** begin **

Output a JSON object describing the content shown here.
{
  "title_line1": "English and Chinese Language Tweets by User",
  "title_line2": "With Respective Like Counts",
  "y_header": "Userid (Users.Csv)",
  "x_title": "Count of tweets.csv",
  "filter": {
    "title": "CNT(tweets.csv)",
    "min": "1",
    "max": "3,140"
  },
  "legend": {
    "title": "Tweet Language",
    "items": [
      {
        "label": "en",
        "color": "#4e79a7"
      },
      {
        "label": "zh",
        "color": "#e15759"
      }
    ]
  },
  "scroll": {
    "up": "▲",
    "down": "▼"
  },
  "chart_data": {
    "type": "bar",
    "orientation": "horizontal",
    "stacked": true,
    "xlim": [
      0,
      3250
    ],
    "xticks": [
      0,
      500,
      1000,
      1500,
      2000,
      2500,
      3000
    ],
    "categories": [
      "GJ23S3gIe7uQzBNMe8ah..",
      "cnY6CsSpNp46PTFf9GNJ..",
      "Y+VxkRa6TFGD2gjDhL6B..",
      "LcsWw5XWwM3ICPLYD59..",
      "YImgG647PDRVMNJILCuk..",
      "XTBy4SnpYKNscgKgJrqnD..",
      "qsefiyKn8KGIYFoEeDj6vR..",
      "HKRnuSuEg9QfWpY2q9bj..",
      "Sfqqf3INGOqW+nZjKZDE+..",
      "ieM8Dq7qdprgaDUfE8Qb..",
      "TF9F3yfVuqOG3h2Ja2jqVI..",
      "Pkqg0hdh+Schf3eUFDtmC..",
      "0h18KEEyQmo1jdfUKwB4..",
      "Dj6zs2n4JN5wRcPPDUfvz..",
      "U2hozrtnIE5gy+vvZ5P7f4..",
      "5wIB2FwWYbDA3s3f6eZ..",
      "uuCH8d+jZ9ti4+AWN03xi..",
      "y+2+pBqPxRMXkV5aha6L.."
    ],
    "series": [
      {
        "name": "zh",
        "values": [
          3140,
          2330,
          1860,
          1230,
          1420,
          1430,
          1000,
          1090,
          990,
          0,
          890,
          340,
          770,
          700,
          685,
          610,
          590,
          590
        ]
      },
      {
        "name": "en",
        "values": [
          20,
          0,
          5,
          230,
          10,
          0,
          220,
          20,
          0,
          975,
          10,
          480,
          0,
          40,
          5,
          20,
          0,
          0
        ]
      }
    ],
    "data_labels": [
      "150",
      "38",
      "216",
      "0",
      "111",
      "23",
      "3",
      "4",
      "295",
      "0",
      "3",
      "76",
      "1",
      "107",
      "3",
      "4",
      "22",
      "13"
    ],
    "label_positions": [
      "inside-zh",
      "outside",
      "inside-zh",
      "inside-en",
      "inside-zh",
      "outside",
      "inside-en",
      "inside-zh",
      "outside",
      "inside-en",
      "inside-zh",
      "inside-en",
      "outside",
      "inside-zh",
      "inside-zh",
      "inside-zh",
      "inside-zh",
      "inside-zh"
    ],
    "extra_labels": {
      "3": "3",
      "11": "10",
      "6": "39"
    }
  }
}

** end **

Work required:
Each line of the material should be duplicated exactly, please.

Solution for this exercise:
Output a JSON object describing the content shown here.
{
  "title_line1": "English and Chinese Language Tweets by User",
  "title_line2": "With Respective Like Counts",
  "y_header": "Userid (Users.Csv)",
  "x_title": "Count of tweets.csv",
  "filter": {
    "title": "CNT(tweets.csv)",
    "min": "1",
    "max": "3,140"
  },
  "legend": {
    "title": "Tweet Language",
    "items": [
      {
        "label": "en",
        "color": "#4e79a7"
      },
      {
        "label": "zh",
        "color": "#e15759"
      }
    ]
  },
  "scroll": {
    "up": "▲",
    "down": "▼"
  },
  "chart_data": {
    "type": "bar",
    "orientation": "horizontal",
    "stacked": true,
    "xlim": [
      0,
      3250
    ],
    "xticks": [
      0,
      500,
      1000,
      1500,
      2000,
      2500,
      3000
    ],
    "categories": [
      "GJ23S3gIe7uQzBNMe8ah..",
      "cnY6CsSpNp46PTFf9GNJ..",
      "Y+VxkRa6TFGD2gjDhL6B..",
      "LcsWw5XWwM3ICPLYD59..",
      "YImgG647PDRVMNJILCuk..",
      "XTBy4SnpYKNscgKgJrqnD..",
      "qsefiyKn8KGIYFoEeDj6vR..",
      "HKRnuSuEg9QfWpY2q9bj..",
      "Sfqqf3INGOqW+nZjKZDE+..",
      "ieM8Dq7qdprgaDUfE8Qb..",
      "TF9F3yfVuqOG3h2Ja2jqVI..",
      "Pkqg0hdh+Schf3eUFDtmC..",
      "0h18KEEyQmo1jdfUKwB4..",
      "Dj6zs2n4JN5wRcPPDUfvz..",
      "U2hozrtnIE5gy+vvZ5P7f4..",
      "5wIB2FwWYbDA3s3f6eZ..",
      "uuCH8d+jZ9ti4+AWN03xi..",
      "y+2+pBqPxRMXkV5aha6L.."
    ],
    "series": [
      {
        "name": "zh",
        "values": [
          3140,
          2330,
          1860,
          1230,
          1420,
          1430,
          1000,
          1090,
          990,
          0,
          890,
          340,
          770,
          700,
          685,
          610,
          590,
          590
        ]
      },
      {
        "name": "en",
        "values": [
          20,
          0,
          5,
          230,
          10,
          0,
          220,
          20,
          0,
          975,
          10,
          480,
          0,
          40,
          5,
          20,
          0,
          0
        ]
      }
    ],
    "data_labels": [
      "150",
      "38",
      "216",
      "0",
      "111",
      "23",
      "3",
      "4",
      "295",
      "0",
      "3",
      "76",
      "1",
      "107",
      "3",
      "4",
      "22",
      "13"
    ],
    "label_positions": [
      "inside-zh",
      "outside",
      "inside-zh",
      "inside-en",
      "inside-zh",
      "outside",
      "inside-en",
      "inside-zh",
      "outside",
      "inside-en",
      "inside-zh",
      "inside-en",
      "outside",
      "inside-zh",
      "inside-zh",
      "inside-zh",
      "inside-zh",
      "inside-zh"
    ],
    "extra_labels": {
      "3": "3",
      "11": "10",
      "6": "39"
    }
  }
}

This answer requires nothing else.